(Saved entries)
*****
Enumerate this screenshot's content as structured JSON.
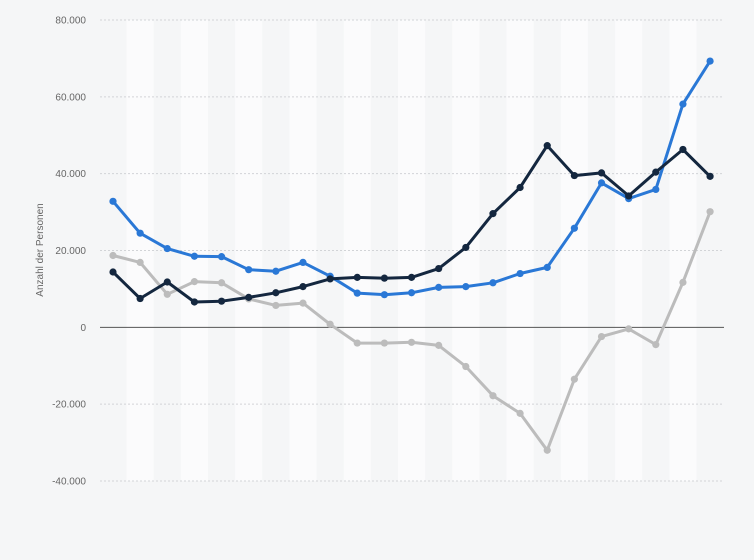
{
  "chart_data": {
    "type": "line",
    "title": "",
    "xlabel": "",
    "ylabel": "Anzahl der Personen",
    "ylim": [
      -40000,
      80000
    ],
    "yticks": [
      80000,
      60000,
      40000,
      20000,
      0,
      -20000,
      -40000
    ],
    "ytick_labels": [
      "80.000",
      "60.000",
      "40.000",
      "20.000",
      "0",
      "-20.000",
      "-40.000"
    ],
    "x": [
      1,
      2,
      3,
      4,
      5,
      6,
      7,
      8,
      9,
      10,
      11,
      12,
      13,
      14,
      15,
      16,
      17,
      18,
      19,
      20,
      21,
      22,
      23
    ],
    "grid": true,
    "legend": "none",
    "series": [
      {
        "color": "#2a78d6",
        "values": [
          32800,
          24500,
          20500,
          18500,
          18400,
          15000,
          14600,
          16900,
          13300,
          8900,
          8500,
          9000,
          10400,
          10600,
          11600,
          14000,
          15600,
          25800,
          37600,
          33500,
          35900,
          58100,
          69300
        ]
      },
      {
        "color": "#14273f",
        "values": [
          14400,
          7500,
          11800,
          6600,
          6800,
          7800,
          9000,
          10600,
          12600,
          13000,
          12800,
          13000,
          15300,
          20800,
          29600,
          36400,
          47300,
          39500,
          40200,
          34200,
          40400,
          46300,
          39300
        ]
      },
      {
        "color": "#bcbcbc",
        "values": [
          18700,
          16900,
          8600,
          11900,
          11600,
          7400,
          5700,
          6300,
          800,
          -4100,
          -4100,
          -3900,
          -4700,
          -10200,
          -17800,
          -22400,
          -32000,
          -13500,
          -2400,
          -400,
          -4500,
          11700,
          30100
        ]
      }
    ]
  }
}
*****
Instructions to follow:
Every line of the data above should be quoted exactly. Omit the pictures.

Result:
Enumerate this screenshot's content as structured JSON.
{
  "chart_data": {
    "type": "line",
    "title": "",
    "xlabel": "",
    "ylabel": "Anzahl der Personen",
    "ylim": [
      -40000,
      80000
    ],
    "yticks": [
      80000,
      60000,
      40000,
      20000,
      0,
      -20000,
      -40000
    ],
    "ytick_labels": [
      "80.000",
      "60.000",
      "40.000",
      "20.000",
      "0",
      "-20.000",
      "-40.000"
    ],
    "x": [
      1,
      2,
      3,
      4,
      5,
      6,
      7,
      8,
      9,
      10,
      11,
      12,
      13,
      14,
      15,
      16,
      17,
      18,
      19,
      20,
      21,
      22,
      23
    ],
    "grid": true,
    "legend": "none",
    "series": [
      {
        "color": "#2a78d6",
        "values": [
          32800,
          24500,
          20500,
          18500,
          18400,
          15000,
          14600,
          16900,
          13300,
          8900,
          8500,
          9000,
          10400,
          10600,
          11600,
          14000,
          15600,
          25800,
          37600,
          33500,
          35900,
          58100,
          69300
        ]
      },
      {
        "color": "#14273f",
        "values": [
          14400,
          7500,
          11800,
          6600,
          6800,
          7800,
          9000,
          10600,
          12600,
          13000,
          12800,
          13000,
          15300,
          20800,
          29600,
          36400,
          47300,
          39500,
          40200,
          34200,
          40400,
          46300,
          39300
        ]
      },
      {
        "color": "#bcbcbc",
        "values": [
          18700,
          16900,
          8600,
          11900,
          11600,
          7400,
          5700,
          6300,
          800,
          -4100,
          -4100,
          -3900,
          -4700,
          -10200,
          -17800,
          -22400,
          -32000,
          -13500,
          -2400,
          -400,
          -4500,
          11700,
          30100
        ]
      }
    ]
  }
}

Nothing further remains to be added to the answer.